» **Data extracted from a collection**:
● ● ● ● ● ● ●

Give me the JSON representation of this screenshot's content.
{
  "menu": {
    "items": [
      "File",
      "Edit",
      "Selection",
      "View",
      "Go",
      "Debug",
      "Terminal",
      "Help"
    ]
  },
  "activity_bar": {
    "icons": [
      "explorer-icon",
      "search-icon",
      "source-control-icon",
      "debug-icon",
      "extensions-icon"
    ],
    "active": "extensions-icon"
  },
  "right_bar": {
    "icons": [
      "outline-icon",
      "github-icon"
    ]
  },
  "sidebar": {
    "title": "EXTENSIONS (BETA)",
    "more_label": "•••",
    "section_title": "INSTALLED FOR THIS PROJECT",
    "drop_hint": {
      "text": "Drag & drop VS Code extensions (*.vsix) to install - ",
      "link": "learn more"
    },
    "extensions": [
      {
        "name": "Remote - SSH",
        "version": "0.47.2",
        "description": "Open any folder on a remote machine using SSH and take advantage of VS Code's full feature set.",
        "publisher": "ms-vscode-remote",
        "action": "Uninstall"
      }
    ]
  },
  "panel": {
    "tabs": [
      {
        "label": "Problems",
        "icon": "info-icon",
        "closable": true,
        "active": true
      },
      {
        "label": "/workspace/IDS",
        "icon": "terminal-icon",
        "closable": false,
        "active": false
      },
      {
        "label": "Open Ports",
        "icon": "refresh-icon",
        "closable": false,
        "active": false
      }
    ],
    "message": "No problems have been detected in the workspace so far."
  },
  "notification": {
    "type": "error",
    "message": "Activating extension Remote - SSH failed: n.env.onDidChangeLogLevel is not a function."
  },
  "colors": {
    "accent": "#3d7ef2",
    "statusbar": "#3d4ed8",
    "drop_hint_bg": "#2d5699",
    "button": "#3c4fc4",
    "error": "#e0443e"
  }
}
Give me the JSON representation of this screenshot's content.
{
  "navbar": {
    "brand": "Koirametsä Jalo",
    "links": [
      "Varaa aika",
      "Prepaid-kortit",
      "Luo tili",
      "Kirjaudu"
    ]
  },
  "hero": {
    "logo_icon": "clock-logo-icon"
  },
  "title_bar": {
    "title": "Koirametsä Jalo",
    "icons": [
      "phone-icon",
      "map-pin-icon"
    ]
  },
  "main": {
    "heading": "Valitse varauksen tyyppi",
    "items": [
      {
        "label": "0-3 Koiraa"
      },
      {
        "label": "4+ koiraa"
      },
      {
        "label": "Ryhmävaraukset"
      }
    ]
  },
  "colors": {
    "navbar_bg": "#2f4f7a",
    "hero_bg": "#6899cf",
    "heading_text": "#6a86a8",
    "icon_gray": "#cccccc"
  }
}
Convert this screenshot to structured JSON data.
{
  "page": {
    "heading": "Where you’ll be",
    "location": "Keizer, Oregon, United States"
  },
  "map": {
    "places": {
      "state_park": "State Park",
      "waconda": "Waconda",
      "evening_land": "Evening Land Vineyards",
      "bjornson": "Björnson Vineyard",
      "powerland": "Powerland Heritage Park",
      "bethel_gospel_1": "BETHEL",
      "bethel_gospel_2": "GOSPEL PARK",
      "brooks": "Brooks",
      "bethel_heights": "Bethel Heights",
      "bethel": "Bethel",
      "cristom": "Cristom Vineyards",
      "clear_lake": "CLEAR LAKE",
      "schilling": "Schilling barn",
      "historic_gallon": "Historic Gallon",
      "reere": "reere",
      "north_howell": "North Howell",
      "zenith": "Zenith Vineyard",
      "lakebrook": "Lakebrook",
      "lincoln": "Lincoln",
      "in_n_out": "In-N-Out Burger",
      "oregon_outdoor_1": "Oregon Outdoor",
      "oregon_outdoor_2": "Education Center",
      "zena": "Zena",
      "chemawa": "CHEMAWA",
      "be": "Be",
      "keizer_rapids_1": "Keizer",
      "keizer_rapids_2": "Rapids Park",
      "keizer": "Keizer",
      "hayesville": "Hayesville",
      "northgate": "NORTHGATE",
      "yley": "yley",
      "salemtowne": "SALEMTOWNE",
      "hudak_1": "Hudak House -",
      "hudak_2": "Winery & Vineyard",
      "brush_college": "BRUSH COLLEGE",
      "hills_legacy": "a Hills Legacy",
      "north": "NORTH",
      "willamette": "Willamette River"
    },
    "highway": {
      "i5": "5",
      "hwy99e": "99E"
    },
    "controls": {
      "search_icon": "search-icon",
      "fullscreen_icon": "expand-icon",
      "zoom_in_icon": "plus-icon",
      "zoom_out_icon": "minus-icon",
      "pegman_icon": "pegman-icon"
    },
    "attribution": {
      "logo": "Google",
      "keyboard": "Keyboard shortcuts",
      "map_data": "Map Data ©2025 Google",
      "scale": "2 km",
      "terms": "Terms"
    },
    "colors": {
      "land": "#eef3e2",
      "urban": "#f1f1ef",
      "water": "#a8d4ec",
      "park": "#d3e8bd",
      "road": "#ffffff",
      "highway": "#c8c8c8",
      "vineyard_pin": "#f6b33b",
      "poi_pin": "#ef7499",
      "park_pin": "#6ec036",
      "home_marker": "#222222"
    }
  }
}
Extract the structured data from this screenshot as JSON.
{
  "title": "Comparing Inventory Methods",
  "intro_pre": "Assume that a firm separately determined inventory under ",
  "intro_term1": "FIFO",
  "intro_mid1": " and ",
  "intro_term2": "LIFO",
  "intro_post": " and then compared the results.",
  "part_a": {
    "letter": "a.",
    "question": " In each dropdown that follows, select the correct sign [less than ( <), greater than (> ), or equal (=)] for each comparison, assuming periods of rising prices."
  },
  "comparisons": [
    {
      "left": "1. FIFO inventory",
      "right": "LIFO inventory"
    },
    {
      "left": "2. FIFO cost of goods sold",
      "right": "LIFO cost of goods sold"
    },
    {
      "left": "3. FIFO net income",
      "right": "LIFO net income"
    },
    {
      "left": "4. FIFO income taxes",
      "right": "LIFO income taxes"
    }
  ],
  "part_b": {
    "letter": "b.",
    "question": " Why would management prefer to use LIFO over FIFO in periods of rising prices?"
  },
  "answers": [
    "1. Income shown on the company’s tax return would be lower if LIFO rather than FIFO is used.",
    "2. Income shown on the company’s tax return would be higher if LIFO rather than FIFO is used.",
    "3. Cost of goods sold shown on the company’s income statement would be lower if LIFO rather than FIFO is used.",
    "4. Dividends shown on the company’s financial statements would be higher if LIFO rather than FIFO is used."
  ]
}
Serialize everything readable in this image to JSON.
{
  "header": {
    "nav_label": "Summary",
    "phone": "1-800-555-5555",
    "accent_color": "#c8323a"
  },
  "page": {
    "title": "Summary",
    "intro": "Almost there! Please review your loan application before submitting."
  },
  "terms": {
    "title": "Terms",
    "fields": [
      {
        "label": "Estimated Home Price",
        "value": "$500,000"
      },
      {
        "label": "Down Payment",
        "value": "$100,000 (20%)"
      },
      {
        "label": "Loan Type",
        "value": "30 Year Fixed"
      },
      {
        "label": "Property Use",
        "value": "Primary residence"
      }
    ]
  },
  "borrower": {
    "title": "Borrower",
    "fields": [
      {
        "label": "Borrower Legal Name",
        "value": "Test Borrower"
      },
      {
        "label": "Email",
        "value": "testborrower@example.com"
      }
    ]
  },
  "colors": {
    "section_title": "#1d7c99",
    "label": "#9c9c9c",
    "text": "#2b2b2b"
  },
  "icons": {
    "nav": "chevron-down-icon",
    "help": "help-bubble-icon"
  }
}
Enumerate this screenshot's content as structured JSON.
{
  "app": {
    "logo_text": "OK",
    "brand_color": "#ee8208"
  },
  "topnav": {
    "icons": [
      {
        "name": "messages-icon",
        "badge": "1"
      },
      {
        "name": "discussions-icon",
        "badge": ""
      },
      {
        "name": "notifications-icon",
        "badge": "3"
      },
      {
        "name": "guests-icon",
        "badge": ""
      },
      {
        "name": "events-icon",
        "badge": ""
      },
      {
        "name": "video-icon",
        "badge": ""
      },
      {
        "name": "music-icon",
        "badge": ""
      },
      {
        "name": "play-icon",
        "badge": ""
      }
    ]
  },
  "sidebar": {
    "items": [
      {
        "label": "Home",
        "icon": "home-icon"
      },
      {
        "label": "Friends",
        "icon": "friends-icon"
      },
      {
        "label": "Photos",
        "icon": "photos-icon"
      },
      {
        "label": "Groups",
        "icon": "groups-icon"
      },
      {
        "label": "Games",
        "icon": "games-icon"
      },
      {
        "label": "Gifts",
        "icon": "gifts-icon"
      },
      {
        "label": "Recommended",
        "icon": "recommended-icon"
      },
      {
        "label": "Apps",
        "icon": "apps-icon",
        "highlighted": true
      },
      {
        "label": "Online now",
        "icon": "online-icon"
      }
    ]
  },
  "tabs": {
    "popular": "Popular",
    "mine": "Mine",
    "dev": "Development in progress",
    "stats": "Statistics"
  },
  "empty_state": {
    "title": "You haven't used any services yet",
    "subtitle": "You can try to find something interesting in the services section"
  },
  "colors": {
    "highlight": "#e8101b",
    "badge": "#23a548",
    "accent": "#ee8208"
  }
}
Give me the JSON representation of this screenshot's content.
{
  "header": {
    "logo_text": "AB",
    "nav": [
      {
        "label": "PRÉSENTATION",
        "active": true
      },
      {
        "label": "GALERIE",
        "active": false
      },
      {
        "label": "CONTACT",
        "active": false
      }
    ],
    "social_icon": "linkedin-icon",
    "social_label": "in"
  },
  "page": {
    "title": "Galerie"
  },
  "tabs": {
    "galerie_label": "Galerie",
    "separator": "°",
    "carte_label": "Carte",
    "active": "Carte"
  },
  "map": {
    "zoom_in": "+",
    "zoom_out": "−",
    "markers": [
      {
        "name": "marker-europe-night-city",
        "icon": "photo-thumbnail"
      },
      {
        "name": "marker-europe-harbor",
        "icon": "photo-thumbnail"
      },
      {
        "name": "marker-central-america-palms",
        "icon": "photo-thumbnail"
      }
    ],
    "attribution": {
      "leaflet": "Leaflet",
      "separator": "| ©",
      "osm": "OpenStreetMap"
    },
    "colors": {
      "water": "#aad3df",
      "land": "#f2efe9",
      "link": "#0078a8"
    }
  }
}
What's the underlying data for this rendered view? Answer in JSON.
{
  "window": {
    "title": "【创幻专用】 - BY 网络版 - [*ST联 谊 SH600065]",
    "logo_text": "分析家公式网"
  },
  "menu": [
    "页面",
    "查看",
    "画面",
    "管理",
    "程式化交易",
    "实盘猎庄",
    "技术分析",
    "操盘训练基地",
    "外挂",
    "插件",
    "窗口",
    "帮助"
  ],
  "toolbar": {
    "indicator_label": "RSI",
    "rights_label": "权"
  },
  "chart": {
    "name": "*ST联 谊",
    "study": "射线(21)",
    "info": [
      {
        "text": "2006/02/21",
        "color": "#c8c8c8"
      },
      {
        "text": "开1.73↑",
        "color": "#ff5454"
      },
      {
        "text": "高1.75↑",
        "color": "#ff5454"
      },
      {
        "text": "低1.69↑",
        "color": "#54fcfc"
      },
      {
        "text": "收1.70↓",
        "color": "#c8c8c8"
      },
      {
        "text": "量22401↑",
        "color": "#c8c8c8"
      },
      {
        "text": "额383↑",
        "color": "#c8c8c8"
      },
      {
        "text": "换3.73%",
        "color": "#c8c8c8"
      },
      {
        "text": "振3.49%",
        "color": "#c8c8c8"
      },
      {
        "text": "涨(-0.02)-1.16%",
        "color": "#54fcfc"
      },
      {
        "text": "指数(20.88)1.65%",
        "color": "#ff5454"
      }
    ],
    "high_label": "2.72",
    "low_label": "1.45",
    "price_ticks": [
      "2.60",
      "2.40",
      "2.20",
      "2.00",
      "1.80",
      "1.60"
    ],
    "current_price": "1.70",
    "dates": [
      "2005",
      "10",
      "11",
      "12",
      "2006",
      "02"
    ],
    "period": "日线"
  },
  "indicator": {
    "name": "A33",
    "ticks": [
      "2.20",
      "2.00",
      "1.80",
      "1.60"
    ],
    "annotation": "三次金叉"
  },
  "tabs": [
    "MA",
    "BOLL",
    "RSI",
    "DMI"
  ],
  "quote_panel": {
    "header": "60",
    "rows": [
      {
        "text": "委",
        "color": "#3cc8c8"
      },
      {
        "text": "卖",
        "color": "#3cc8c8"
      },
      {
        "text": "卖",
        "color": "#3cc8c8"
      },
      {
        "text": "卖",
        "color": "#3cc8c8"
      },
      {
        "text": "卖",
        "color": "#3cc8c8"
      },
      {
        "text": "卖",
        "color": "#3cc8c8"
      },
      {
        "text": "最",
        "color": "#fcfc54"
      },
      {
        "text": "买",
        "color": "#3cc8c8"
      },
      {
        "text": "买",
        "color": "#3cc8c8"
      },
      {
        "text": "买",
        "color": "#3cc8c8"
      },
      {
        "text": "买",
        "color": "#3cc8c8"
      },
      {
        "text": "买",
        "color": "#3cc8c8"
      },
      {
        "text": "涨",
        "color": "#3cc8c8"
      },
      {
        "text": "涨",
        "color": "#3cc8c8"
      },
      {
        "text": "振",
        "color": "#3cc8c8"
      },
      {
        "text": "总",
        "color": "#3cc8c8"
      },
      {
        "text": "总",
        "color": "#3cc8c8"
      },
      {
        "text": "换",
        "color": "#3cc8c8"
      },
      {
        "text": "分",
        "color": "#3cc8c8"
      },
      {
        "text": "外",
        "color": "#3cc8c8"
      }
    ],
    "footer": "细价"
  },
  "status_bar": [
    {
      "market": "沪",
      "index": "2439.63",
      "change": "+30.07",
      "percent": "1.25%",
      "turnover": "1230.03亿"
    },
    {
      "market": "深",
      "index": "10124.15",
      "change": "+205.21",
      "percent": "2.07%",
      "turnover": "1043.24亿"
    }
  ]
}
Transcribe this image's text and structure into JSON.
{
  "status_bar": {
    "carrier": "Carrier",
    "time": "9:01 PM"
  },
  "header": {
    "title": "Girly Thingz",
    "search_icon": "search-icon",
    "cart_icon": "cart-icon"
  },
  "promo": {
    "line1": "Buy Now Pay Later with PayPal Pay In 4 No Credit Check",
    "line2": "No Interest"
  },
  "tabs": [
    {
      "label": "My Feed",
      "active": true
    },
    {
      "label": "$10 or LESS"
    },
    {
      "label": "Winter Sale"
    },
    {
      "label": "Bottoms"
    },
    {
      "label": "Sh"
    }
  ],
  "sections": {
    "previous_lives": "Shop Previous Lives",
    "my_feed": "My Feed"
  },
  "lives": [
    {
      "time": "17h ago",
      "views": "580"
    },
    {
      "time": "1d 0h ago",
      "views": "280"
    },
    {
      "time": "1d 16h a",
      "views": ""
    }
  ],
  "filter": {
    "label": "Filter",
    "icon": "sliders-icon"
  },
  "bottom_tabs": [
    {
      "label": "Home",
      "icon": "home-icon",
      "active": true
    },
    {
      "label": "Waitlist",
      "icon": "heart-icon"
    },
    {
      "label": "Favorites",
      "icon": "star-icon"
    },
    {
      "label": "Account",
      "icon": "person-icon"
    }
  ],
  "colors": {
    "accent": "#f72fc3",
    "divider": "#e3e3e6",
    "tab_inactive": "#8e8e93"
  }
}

● ● ● ● ● ● ●

Each line that holds the word "JSON" should be extracted from the records.

» **The completed task**:
Give me the JSON representation of this screenshot's content.
Give me the JSON representation of this screenshot's content.
Convert this screenshot to structured JSON data.
Extract the structured data from this screenshot as JSON.
Serialize everything readable in this image to JSON.
Enumerate this screenshot's content as structured JSON.
Give me the JSON representation of this screenshot's content.
What's the underlying data for this rendered view? Answer in JSON.
Transcribe this image's text and structure into JSON.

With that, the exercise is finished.